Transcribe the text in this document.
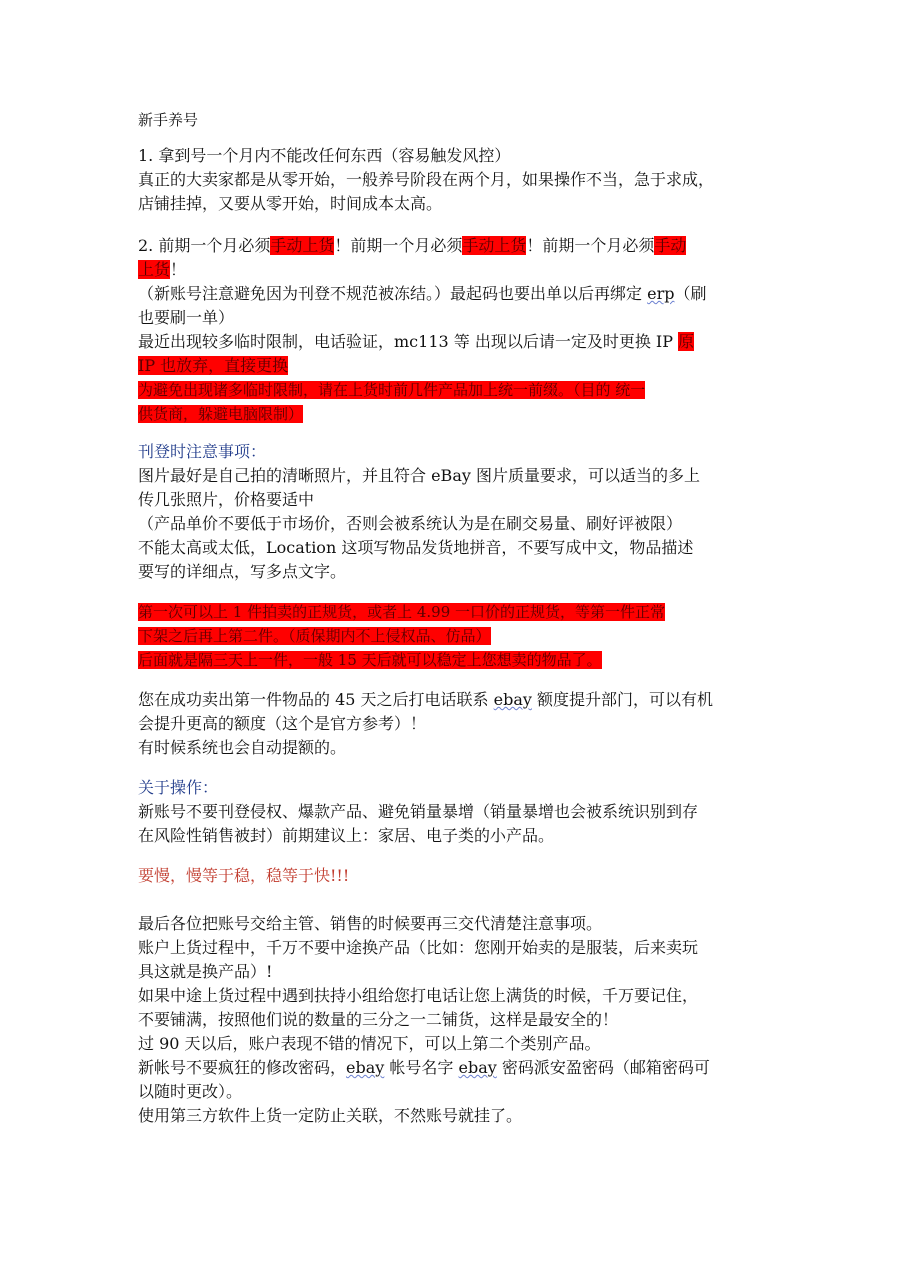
新手养号
1. 拿到号一个月内不能改任何东西（容易触发风控）
真正的大卖家都是从零开始，一般养号阶段在两个月，如果操作不当，急于求成，
店铺挂掉，又要从零开始，时间成本太高。
2. 前期一个月必须手动上货！前期一个月必须手动上货！前期一个月必须手动
上货！
（新账号注意避免因为刊登不规范被冻结。）最起码也要出单以后再绑定 erp（刷
也要刷一单）
最近出现较多临时限制，电话验证，mc113 等 出现以后请一定及时更换 IP 原
IP 也放弃，直接更换
为避免出现诸多临时限制，请在上货时前几件产品加上统一前缀。（目的 统一
供货商，躲避电脑限制）
刊登时注意事项：
图片最好是自己拍的清晰照片，并且符合 eBay 图片质量要求，可以适当的多上
传几张照片，价格要适中
（产品单价不要低于市场价，否则会被系统认为是在刷交易量、刷好评被限）
不能太高或太低，Location 这项写物品发货地拼音，不要写成中文，物品描述
要写的详细点，写多点文字。
第一次可以上 1 件拍卖的正规货，或者上 4.99 一口价的正规货，等第一件正常
下架之后再上第二件。（质保期内不上侵权品、仿品）
后面就是隔三天上一件，一般 15 天后就可以稳定上您想卖的物品了。
您在成功卖出第一件物品的 45 天之后打电话联系 ebay 额度提升部门，可以有机
会提升更高的额度（这个是官方参考）！
有时候系统也会自动提额的。
关于操作：
新账号不要刊登侵权、爆款产品、避免销量暴增（销量暴增也会被系统识别到存
在风险性销售被封）前期建议上：家居、电子类的小产品。
要慢，慢等于稳，稳等于快!!!
最后各位把账号交给主管、销售的时候要再三交代清楚注意事项。
账户上货过程中，千万不要中途换产品（比如：您刚开始卖的是服装，后来卖玩
具这就是换产品）!
如果中途上货过程中遇到扶持小组给您打电话让您上满货的时候，千万要记住，
不要铺满，按照他们说的数量的三分之一二铺货，这样是最安全的！
过 90 天以后，账户表现不错的情况下，可以上第二个类别产品。
新帐号不要疯狂的修改密码，ebay 帐号名字 ebay 密码派安盈密码（邮箱密码可
以随时更改）。
使用第三方软件上货一定防止关联，不然账号就挂了。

Stated goal
Transcribe every line in the entries above, taking out only the images.

Written solution
Transcribe the text in this document.
新手养号
1. 拿到号一个月内不能改任何东西（容易触发风控）
真正的大卖家都是从零开始，一般养号阶段在两个月，如果操作不当，急于求成，
店铺挂掉，又要从零开始，时间成本太高。
2. 前期一个月必须手动上货！前期一个月必须手动上货！前期一个月必须手动
上货！
（新账号注意避免因为刊登不规范被冻结。）最起码也要出单以后再绑定 erp（刷
也要刷一单）
最近出现较多临时限制，电话验证，mc113 等 出现以后请一定及时更换 IP 原
IP 也放弃，直接更换
为避免出现诸多临时限制，请在上货时前几件产品加上统一前缀。（目的 统一
供货商，躲避电脑限制）
刊登时注意事项：
图片最好是自己拍的清晰照片，并且符合 eBay 图片质量要求，可以适当的多上
传几张照片，价格要适中
（产品单价不要低于市场价，否则会被系统认为是在刷交易量、刷好评被限）
不能太高或太低，Location 这项写物品发货地拼音，不要写成中文，物品描述
要写的详细点，写多点文字。
第一次可以上 1 件拍卖的正规货，或者上 4.99 一口价的正规货，等第一件正常
下架之后再上第二件。（质保期内不上侵权品、仿品）
后面就是隔三天上一件，一般 15 天后就可以稳定上您想卖的物品了。
您在成功卖出第一件物品的 45 天之后打电话联系 ebay 额度提升部门，可以有机
会提升更高的额度（这个是官方参考）！
有时候系统也会自动提额的。
关于操作：
新账号不要刊登侵权、爆款产品、避免销量暴增（销量暴增也会被系统识别到存
在风险性销售被封）前期建议上：家居、电子类的小产品。
要慢，慢等于稳，稳等于快!!!
最后各位把账号交给主管、销售的时候要再三交代清楚注意事项。
账户上货过程中，千万不要中途换产品（比如：您刚开始卖的是服装，后来卖玩
具这就是换产品）!
如果中途上货过程中遇到扶持小组给您打电话让您上满货的时候，千万要记住，
不要铺满，按照他们说的数量的三分之一二铺货，这样是最安全的！
过 90 天以后，账户表现不错的情况下，可以上第二个类别产品。
新帐号不要疯狂的修改密码，ebay 帐号名字 ebay 密码派安盈密码（邮箱密码可
以随时更改）。
使用第三方软件上货一定防止关联，不然账号就挂了。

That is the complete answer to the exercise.